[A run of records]
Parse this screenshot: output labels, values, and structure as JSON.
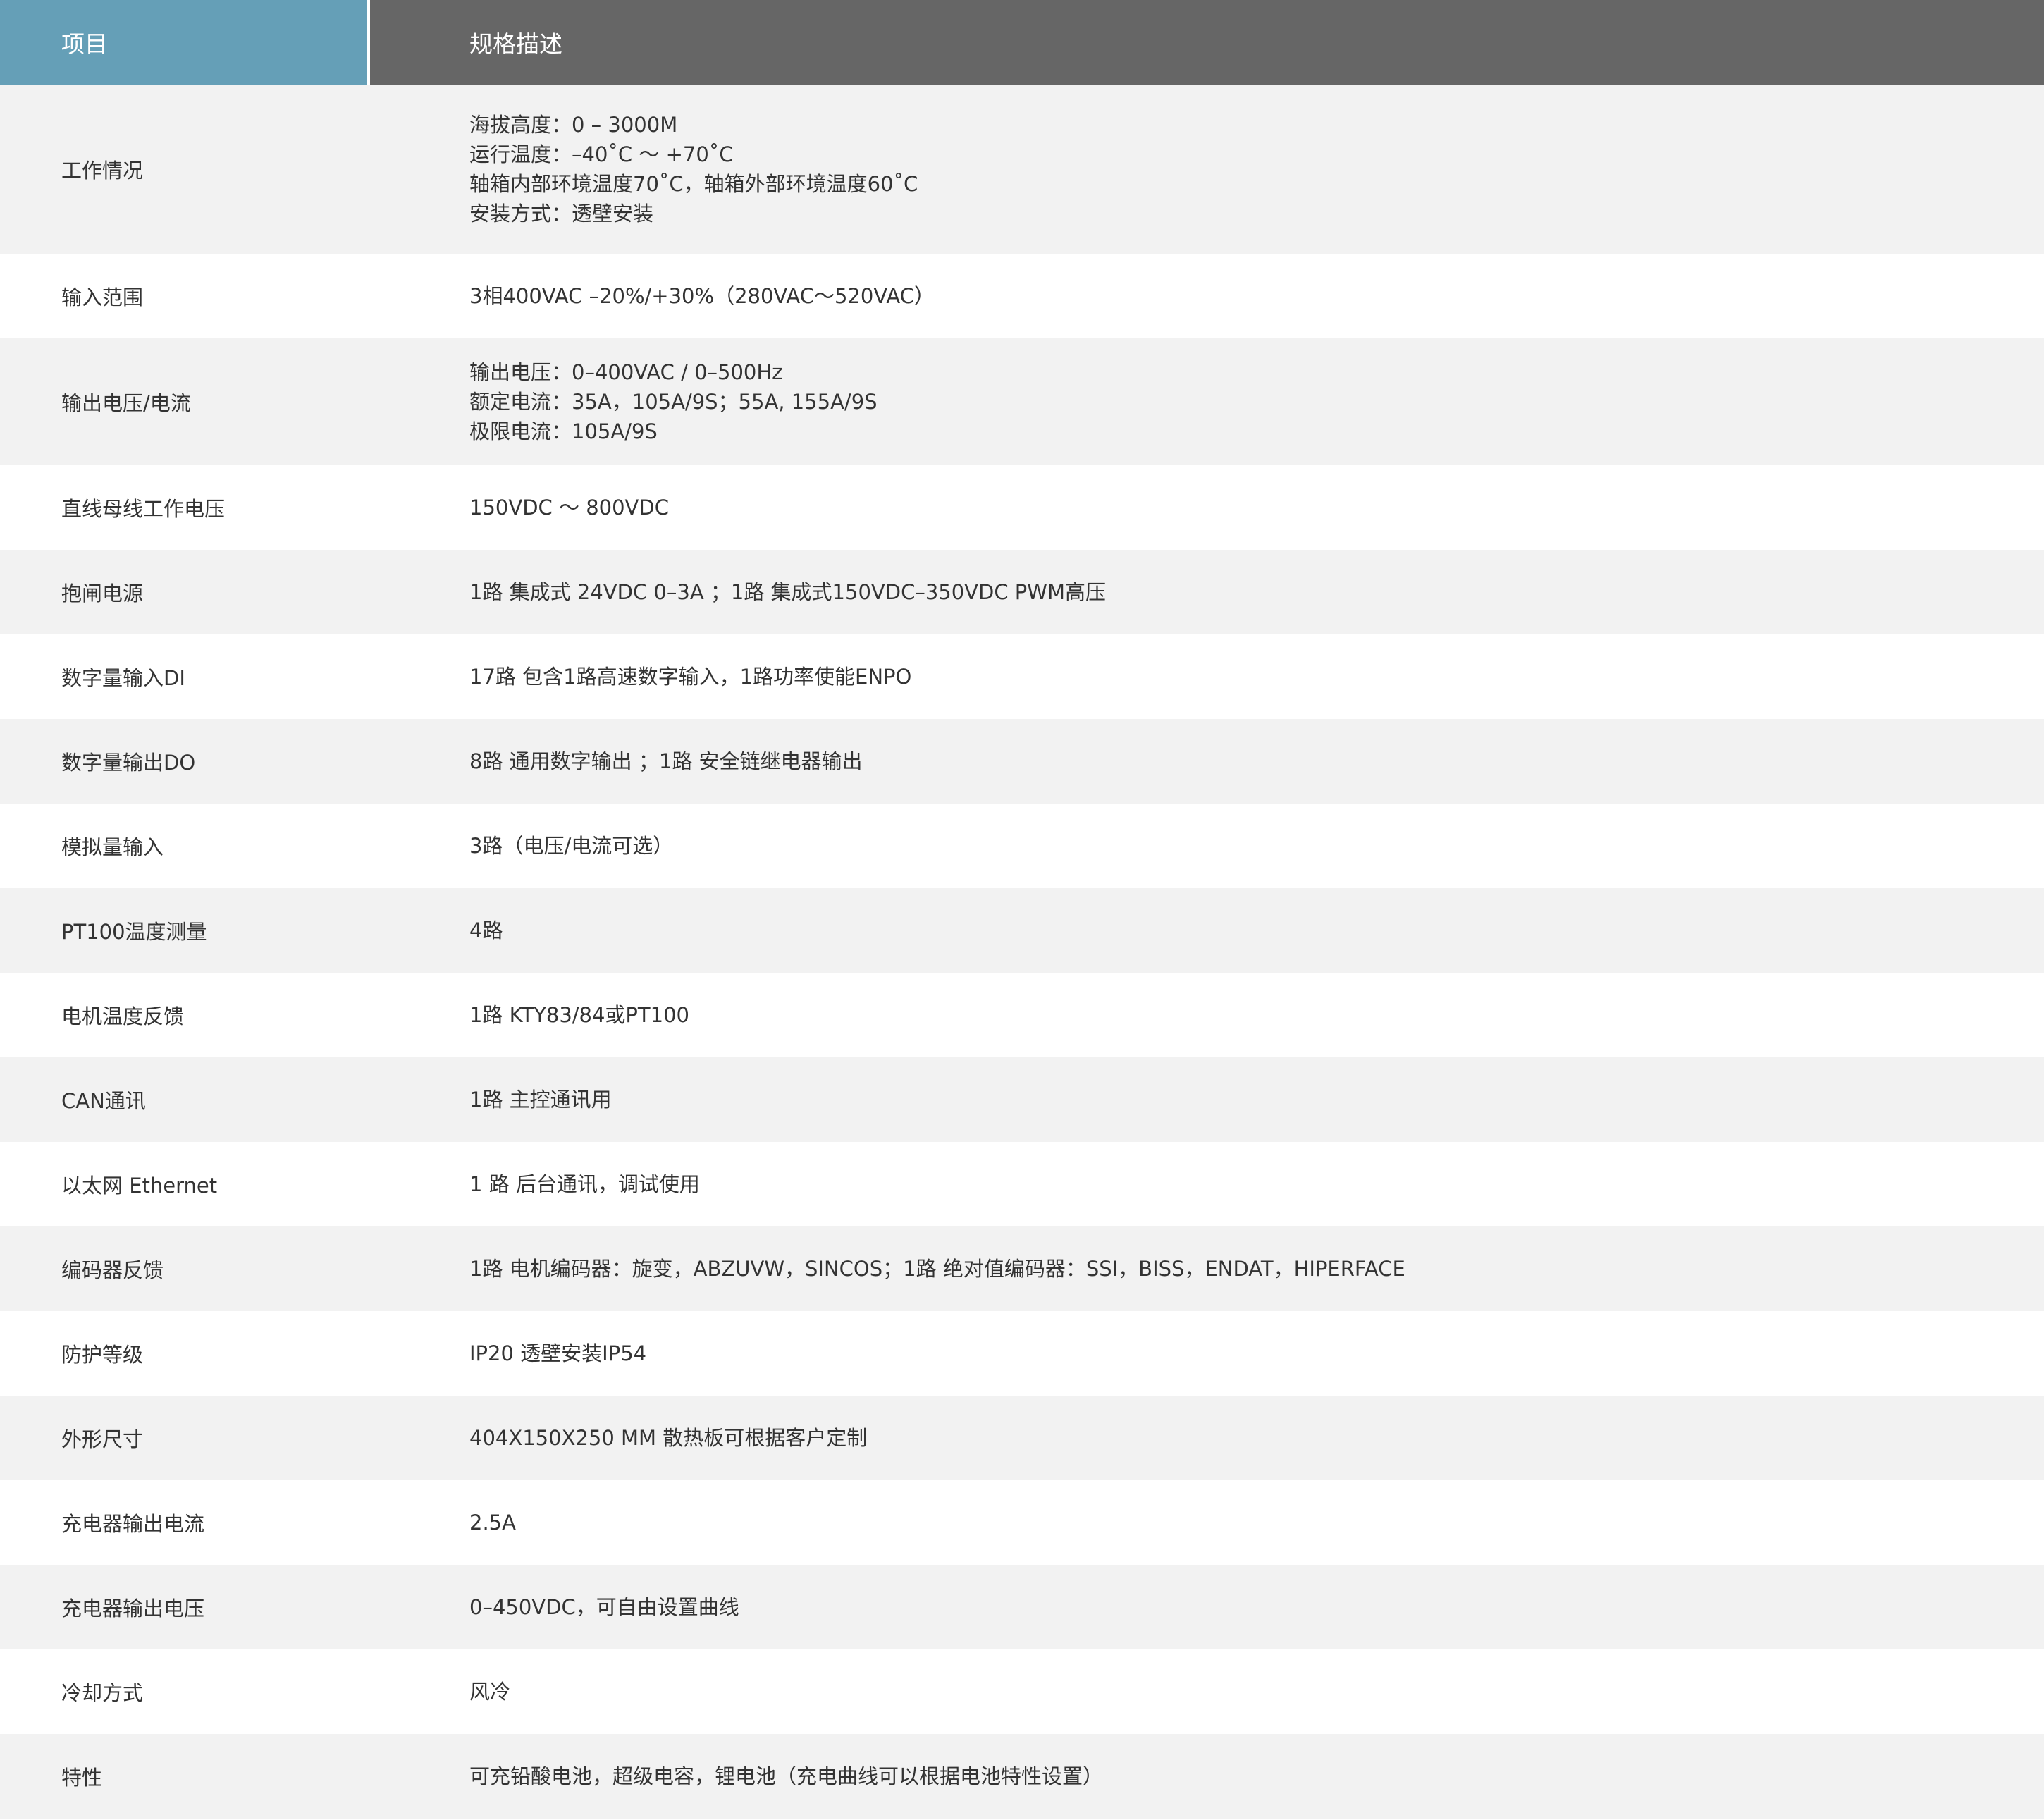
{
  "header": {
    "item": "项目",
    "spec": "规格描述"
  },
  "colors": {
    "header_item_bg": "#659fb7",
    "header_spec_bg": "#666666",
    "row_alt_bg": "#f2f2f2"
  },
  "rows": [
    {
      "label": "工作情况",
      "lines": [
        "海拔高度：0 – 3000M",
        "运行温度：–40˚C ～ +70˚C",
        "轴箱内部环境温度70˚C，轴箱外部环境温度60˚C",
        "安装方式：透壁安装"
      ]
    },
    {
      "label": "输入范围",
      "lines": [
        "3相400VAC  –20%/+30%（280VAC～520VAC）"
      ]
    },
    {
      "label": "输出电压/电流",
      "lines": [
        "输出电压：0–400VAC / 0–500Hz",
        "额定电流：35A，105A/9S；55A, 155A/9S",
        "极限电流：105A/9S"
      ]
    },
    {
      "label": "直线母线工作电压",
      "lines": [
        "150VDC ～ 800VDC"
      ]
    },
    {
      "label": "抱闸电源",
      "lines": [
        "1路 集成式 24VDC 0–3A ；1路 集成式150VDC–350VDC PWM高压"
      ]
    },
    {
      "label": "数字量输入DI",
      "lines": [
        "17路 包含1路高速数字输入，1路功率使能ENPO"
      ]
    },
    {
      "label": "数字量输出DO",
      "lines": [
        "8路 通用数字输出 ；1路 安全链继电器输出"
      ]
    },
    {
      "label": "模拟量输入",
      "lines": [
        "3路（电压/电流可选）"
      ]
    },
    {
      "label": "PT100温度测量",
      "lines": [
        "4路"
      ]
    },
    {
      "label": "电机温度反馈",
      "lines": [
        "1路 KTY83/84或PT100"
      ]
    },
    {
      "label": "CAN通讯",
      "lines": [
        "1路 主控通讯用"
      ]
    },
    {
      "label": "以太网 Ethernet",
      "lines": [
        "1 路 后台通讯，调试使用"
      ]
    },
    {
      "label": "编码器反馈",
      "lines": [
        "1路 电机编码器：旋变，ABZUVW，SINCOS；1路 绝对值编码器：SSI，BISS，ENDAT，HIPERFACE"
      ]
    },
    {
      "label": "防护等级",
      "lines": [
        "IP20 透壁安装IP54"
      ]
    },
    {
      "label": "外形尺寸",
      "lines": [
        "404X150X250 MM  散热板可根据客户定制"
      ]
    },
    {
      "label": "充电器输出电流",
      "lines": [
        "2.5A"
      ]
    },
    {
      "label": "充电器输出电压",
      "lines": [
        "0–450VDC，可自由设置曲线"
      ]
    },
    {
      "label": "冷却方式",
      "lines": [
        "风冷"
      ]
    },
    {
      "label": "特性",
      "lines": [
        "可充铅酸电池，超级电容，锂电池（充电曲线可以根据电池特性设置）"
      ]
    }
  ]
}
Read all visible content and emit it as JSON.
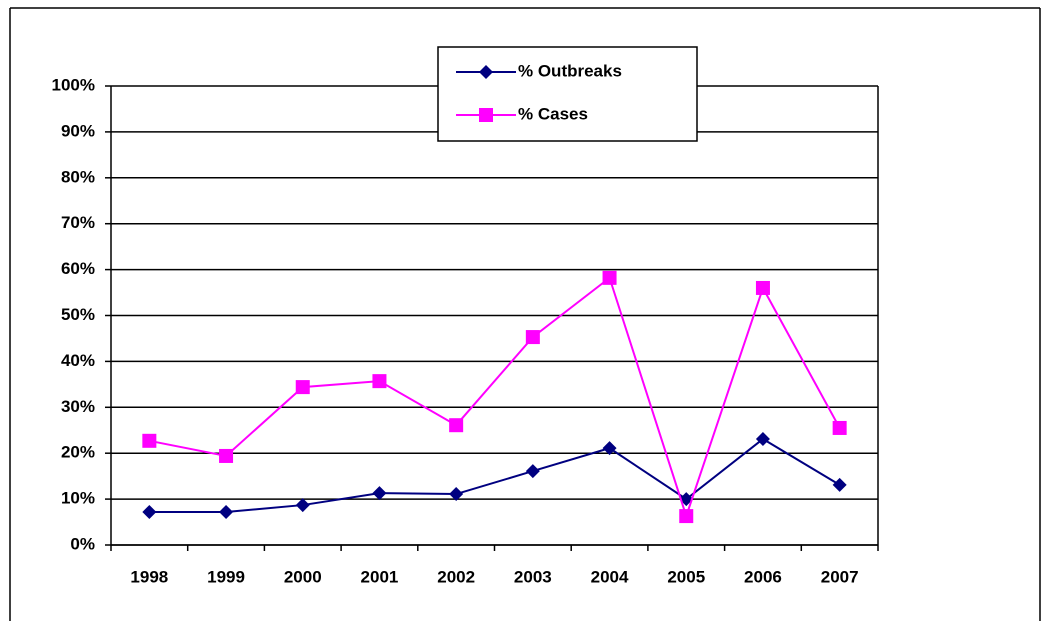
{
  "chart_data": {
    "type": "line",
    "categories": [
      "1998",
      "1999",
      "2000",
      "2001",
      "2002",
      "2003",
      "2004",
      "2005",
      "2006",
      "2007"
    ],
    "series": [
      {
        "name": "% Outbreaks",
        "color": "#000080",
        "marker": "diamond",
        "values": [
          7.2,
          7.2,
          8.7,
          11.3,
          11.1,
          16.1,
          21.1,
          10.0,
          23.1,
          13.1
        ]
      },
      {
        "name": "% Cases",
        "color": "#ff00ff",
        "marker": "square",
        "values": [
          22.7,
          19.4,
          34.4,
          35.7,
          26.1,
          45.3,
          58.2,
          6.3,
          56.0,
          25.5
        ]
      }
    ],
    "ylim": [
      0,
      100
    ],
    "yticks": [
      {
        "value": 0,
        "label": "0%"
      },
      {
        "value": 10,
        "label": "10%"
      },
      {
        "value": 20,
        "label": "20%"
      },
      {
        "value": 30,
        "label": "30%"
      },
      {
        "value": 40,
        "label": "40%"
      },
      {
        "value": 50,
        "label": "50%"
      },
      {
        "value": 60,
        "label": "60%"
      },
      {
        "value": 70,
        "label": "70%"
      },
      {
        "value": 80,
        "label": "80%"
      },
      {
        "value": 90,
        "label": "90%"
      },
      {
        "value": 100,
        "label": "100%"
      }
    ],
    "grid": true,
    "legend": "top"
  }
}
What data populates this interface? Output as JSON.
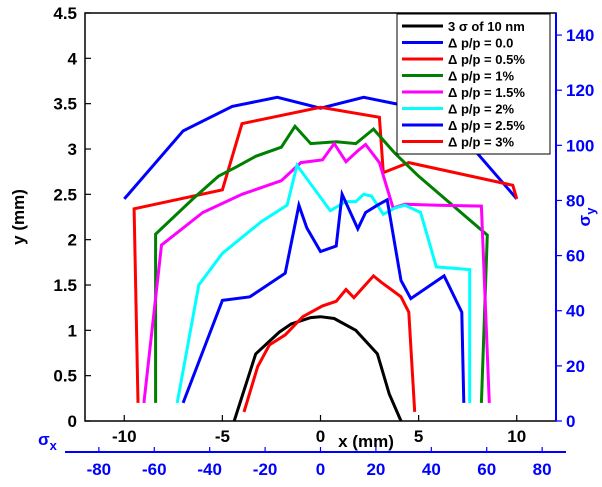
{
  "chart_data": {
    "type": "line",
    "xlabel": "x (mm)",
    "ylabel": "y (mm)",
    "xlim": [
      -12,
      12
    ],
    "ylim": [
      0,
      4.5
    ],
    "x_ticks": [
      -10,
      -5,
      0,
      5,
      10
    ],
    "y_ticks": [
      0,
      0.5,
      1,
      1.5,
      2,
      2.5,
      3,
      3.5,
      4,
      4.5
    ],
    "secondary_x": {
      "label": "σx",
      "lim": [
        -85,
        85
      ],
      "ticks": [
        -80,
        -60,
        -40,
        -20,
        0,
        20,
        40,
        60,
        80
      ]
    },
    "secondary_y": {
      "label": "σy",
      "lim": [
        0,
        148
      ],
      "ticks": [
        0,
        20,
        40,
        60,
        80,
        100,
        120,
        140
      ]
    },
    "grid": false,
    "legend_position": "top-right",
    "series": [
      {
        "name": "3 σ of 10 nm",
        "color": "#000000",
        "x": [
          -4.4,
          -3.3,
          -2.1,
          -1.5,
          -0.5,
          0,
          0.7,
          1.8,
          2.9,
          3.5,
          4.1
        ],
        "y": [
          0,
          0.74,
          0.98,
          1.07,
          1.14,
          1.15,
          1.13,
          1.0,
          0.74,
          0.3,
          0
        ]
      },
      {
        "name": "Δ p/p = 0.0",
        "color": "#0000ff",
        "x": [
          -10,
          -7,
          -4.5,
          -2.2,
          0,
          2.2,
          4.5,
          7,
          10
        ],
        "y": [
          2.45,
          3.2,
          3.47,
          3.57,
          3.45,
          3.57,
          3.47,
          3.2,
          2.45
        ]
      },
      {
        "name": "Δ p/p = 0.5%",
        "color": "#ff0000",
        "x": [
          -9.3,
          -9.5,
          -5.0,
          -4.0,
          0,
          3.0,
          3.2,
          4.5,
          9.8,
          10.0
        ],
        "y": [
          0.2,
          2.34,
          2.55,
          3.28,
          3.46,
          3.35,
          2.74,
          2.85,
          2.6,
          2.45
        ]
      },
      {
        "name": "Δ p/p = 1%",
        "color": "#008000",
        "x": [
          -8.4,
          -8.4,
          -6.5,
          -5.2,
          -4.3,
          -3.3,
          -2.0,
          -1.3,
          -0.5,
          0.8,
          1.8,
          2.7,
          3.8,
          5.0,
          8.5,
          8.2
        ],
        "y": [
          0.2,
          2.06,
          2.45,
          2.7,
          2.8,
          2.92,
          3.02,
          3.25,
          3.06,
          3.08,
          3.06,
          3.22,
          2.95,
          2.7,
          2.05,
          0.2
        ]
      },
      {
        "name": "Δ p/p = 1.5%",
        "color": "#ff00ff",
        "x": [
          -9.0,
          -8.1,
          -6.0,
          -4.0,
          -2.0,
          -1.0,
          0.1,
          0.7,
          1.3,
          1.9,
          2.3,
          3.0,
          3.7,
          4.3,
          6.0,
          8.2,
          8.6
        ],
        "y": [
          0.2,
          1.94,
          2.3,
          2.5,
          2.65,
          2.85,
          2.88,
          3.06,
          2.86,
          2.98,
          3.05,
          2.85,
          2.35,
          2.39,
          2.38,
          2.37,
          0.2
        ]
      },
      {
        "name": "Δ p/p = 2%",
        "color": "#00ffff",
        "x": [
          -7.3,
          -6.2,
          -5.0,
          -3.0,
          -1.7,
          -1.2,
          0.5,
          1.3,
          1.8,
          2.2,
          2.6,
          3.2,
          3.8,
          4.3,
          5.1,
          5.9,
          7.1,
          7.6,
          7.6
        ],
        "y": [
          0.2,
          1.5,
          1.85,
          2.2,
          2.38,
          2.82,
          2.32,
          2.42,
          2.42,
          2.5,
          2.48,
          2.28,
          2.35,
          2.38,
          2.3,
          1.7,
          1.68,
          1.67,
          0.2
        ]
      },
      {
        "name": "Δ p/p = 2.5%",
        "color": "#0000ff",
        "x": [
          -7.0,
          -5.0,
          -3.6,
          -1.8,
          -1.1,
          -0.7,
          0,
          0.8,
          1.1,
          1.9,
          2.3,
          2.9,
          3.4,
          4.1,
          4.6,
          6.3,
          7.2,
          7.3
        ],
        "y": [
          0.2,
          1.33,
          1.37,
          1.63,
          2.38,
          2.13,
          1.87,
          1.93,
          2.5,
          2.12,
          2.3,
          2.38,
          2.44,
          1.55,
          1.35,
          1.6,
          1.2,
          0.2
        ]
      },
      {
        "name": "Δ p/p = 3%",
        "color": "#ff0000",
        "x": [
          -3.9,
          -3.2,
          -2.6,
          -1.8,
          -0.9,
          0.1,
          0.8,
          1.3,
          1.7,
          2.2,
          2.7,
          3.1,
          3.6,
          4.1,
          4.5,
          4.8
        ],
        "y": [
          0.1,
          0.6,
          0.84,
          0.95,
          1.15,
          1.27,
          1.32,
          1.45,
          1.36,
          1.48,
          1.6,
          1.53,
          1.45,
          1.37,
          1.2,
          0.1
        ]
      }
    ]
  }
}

GOAL: Copy each line of the listing in which the word "JSON" can be found.

EXERCISE RESULT:
Parse this screenshot: output labels, values, and structure as JSON.
Read all visible content and emit it as JSON.
What data populates this interface? Output as JSON.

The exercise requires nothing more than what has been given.